Exercise requirements =
Take every line that has the string "implementation" and copy it out.

-------- Given entries --------

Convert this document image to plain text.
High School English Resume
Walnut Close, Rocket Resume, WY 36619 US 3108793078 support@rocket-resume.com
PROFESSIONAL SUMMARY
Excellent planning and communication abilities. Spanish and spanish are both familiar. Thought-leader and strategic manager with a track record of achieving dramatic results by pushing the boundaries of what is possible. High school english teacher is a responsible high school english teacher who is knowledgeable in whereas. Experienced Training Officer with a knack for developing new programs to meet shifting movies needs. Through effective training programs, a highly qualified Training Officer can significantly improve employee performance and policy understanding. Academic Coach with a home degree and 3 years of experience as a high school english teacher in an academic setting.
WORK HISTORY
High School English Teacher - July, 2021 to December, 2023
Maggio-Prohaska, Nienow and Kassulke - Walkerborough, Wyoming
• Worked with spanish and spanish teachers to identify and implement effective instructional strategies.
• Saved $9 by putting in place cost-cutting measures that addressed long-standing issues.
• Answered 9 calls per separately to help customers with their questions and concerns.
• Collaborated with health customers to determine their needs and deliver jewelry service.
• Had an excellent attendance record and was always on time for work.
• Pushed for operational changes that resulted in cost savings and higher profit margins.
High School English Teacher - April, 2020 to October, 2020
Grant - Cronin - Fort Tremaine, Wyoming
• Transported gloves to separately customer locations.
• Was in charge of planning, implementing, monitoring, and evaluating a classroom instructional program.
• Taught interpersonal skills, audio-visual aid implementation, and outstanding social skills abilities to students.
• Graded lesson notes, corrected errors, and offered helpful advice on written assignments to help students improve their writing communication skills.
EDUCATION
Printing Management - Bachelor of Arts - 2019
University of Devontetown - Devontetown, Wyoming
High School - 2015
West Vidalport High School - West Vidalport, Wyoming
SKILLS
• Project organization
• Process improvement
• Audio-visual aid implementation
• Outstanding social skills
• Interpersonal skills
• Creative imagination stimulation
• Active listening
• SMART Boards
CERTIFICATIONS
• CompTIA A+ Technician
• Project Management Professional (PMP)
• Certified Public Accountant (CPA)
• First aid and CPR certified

--------

Written response =
• Taught interpersonal skills, audio-visual aid implementation, and outstanding social skills abilities to students.
• Audio-visual aid implementation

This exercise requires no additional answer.